### WHAT YOU WILL DO:
Reproduce the following lines word for word.

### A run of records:
>>>
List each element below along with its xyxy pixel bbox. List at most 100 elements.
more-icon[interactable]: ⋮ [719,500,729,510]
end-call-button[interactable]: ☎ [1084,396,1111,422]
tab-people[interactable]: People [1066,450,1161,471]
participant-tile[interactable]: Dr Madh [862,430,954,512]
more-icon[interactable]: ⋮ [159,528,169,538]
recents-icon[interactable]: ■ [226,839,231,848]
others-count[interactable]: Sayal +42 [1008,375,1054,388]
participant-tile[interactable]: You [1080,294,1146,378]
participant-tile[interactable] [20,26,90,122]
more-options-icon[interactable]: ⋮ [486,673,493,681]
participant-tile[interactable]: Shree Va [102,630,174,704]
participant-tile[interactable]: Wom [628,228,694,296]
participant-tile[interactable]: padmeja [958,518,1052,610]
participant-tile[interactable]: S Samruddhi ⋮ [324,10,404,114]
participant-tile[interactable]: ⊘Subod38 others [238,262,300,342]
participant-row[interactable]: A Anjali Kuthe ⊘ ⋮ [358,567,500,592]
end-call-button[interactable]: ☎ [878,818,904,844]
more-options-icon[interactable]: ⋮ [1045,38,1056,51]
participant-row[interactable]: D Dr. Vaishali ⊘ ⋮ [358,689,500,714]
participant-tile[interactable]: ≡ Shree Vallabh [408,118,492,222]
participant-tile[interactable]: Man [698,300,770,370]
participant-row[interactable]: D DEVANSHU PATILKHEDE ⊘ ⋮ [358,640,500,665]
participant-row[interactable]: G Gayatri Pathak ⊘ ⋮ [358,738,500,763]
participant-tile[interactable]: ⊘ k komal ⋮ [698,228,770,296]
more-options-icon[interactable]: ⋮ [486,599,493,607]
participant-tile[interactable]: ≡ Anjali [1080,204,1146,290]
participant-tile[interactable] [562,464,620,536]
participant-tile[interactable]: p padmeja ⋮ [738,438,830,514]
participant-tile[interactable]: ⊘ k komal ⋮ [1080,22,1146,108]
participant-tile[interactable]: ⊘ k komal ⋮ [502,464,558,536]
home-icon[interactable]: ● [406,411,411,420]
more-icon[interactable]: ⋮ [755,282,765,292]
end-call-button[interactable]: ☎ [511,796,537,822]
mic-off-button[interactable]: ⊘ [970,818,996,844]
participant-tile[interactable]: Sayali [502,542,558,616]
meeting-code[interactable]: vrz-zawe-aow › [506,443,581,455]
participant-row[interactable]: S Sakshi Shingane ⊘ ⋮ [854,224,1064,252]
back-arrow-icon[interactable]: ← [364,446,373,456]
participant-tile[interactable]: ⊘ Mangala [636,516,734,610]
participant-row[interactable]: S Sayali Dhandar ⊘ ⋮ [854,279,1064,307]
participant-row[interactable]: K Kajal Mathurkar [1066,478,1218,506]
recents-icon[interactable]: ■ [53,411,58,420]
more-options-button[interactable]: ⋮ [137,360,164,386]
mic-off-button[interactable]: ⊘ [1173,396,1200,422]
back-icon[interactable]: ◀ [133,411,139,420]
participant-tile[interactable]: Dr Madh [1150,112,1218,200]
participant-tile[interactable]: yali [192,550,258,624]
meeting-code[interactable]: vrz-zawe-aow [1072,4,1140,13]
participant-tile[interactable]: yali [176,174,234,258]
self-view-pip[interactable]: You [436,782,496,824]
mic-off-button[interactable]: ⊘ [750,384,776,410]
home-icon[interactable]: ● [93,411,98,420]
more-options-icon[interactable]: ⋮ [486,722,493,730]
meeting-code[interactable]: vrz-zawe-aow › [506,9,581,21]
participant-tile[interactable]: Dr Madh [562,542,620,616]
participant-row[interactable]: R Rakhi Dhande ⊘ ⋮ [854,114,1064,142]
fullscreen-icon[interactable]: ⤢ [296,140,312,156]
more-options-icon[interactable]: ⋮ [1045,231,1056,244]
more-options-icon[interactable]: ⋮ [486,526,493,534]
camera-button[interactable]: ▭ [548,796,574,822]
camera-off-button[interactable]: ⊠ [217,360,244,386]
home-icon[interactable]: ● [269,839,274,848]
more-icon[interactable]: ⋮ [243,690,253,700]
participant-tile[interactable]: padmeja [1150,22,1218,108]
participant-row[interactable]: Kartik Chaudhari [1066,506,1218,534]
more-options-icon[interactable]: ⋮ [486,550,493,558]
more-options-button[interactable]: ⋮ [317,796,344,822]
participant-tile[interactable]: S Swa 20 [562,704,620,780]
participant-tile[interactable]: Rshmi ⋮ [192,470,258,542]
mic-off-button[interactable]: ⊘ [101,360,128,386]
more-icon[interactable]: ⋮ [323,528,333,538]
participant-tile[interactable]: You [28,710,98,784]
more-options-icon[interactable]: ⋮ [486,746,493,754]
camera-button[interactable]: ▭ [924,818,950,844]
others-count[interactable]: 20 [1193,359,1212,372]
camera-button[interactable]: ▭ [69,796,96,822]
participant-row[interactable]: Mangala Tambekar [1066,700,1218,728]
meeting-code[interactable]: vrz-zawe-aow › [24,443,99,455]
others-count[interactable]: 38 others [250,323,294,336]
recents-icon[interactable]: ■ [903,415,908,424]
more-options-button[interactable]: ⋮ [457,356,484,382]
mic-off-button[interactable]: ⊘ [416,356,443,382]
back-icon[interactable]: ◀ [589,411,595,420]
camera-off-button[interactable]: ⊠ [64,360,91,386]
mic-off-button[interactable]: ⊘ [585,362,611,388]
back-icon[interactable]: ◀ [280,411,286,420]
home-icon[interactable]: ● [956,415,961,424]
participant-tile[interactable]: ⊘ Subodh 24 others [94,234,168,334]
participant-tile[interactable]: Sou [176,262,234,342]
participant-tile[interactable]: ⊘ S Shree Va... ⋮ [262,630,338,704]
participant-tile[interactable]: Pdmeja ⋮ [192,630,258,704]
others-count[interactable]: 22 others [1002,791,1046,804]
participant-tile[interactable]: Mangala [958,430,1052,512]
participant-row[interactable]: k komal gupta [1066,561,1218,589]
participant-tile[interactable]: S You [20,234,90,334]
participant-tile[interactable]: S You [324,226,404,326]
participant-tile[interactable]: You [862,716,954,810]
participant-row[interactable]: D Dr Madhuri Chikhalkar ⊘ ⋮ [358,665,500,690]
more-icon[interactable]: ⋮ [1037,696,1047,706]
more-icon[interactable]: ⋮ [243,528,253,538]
<<<
### WRITTEN REPLY:
List each element below along with its xyxy pixel bbox. List at most 100 elements.
more-icon[interactable]: ⋮ [719,500,729,510]
end-call-button[interactable]: ☎ [1084,396,1111,422]
tab-people[interactable]: People [1066,450,1161,471]
participant-tile[interactable]: Dr Madh [862,430,954,512]
more-icon[interactable]: ⋮ [159,528,169,538]
recents-icon[interactable]: ■ [226,839,231,848]
others-count[interactable]: Sayal +42 [1008,375,1054,388]
participant-tile[interactable]: You [1080,294,1146,378]
participant-tile[interactable] [20,26,90,122]
more-options-icon[interactable]: ⋮ [486,673,493,681]
participant-tile[interactable]: Shree Va [102,630,174,704]
participant-tile[interactable]: Wom [628,228,694,296]
participant-tile[interactable]: padmeja [958,518,1052,610]
participant-tile[interactable]: S Samruddhi ⋮ [324,10,404,114]
participant-tile[interactable]: ⊘Subod38 others [238,262,300,342]
participant-row[interactable]: A Anjali Kuthe ⊘ ⋮ [358,567,500,592]
end-call-button[interactable]: ☎ [878,818,904,844]
more-options-icon[interactable]: ⋮ [1045,38,1056,51]
participant-row[interactable]: D Dr. Vaishali ⊘ ⋮ [358,689,500,714]
participant-tile[interactable]: ≡ Shree Vallabh [408,118,492,222]
participant-tile[interactable]: Man [698,300,770,370]
participant-row[interactable]: D DEVANSHU PATILKHEDE ⊘ ⋮ [358,640,500,665]
participant-row[interactable]: G Gayatri Pathak ⊘ ⋮ [358,738,500,763]
participant-tile[interactable]: ⊘ k komal ⋮ [698,228,770,296]
more-options-icon[interactable]: ⋮ [486,599,493,607]
participant-tile[interactable]: ≡ Anjali [1080,204,1146,290]
participant-tile[interactable] [562,464,620,536]
participant-tile[interactable]: p padmeja ⋮ [738,438,830,514]
participant-tile[interactable]: ⊘ k komal ⋮ [1080,22,1146,108]
participant-tile[interactable]: ⊘ k komal ⋮ [502,464,558,536]
home-icon[interactable]: ● [406,411,411,420]
more-icon[interactable]: ⋮ [755,282,765,292]
end-call-button[interactable]: ☎ [511,796,537,822]
mic-off-button[interactable]: ⊘ [970,818,996,844]
participant-tile[interactable]: Sayali [502,542,558,616]
meeting-code[interactable]: vrz-zawe-aow › [506,443,581,455]
participant-row[interactable]: S Sakshi Shingane ⊘ ⋮ [854,224,1064,252]
back-arrow-icon[interactable]: ← [364,446,373,456]
participant-tile[interactable]: ⊘ Mangala [636,516,734,610]
participant-row[interactable]: S Sayali Dhandar ⊘ ⋮ [854,279,1064,307]
participant-row[interactable]: K Kajal Mathurkar [1066,478,1218,506]
recents-icon[interactable]: ■ [53,411,58,420]
more-options-button[interactable]: ⋮ [137,360,164,386]
mic-off-button[interactable]: ⊘ [1173,396,1200,422]
back-icon[interactable]: ◀ [133,411,139,420]
participant-tile[interactable]: Dr Madh [1150,112,1218,200]
participant-tile[interactable]: yali [192,550,258,624]
meeting-code[interactable]: vrz-zawe-aow [1072,4,1140,13]
participant-tile[interactable]: yali [176,174,234,258]
self-view-pip[interactable]: You [436,782,496,824]
mic-off-button[interactable]: ⊘ [750,384,776,410]
home-icon[interactable]: ● [93,411,98,420]
more-options-icon[interactable]: ⋮ [486,722,493,730]
meeting-code[interactable]: vrz-zawe-aow › [506,9,581,21]
participant-tile[interactable]: Dr Madh [562,542,620,616]
participant-row[interactable]: R Rakhi Dhande ⊘ ⋮ [854,114,1064,142]
fullscreen-icon[interactable]: ⤢ [296,140,312,156]
more-options-icon[interactable]: ⋮ [1045,231,1056,244]
more-options-icon[interactable]: ⋮ [486,526,493,534]
camera-button[interactable]: ▭ [548,796,574,822]
camera-off-button[interactable]: ⊠ [217,360,244,386]
home-icon[interactable]: ● [269,839,274,848]
more-icon[interactable]: ⋮ [243,690,253,700]
participant-tile[interactable]: padmeja [1150,22,1218,108]
participant-row[interactable]: Kartik Chaudhari [1066,506,1218,534]
more-options-icon[interactable]: ⋮ [486,550,493,558]
more-options-button[interactable]: ⋮ [317,796,344,822]
participant-tile[interactable]: S Swa 20 [562,704,620,780]
participant-tile[interactable]: Rshmi ⋮ [192,470,258,542]
mic-off-button[interactable]: ⊘ [101,360,128,386]
more-icon[interactable]: ⋮ [323,528,333,538]
participant-tile[interactable]: You [28,710,98,784]
more-options-icon[interactable]: ⋮ [486,746,493,754]
camera-button[interactable]: ▭ [924,818,950,844]
others-count[interactable]: 20 [1193,359,1212,372]
camera-button[interactable]: ▭ [69,796,96,822]
participant-row[interactable]: Mangala Tambekar [1066,700,1218,728]
meeting-code[interactable]: vrz-zawe-aow › [24,443,99,455]
others-count[interactable]: 38 others [250,323,294,336]
recents-icon[interactable]: ■ [903,415,908,424]
more-options-button[interactable]: ⋮ [457,356,484,382]
mic-off-button[interactable]: ⊘ [416,356,443,382]
back-icon[interactable]: ◀ [589,411,595,420]
camera-off-button[interactable]: ⊠ [64,360,91,386]
mic-off-button[interactable]: ⊘ [585,362,611,388]
back-icon[interactable]: ◀ [280,411,286,420]
home-icon[interactable]: ● [956,415,961,424]
participant-tile[interactable]: ⊘ Subodh 24 others [94,234,168,334]
participant-tile[interactable]: Sou [176,262,234,342]
participant-tile[interactable]: ⊘ S Shree Va... ⋮ [262,630,338,704]
participant-tile[interactable]: Pdmeja ⋮ [192,630,258,704]
others-count[interactable]: 22 others [1002,791,1046,804]
participant-tile[interactable]: Mangala [958,430,1052,512]
participant-row[interactable]: k komal gupta [1066,561,1218,589]
participant-tile[interactable]: S You [20,234,90,334]
participant-tile[interactable]: S You [324,226,404,326]
participant-tile[interactable]: You [862,716,954,810]
participant-row[interactable]: D Dr Madhuri Chikhalkar ⊘ ⋮ [358,665,500,690]
more-icon[interactable]: ⋮ [1037,696,1047,706]
more-icon[interactable]: ⋮ [243,528,253,538]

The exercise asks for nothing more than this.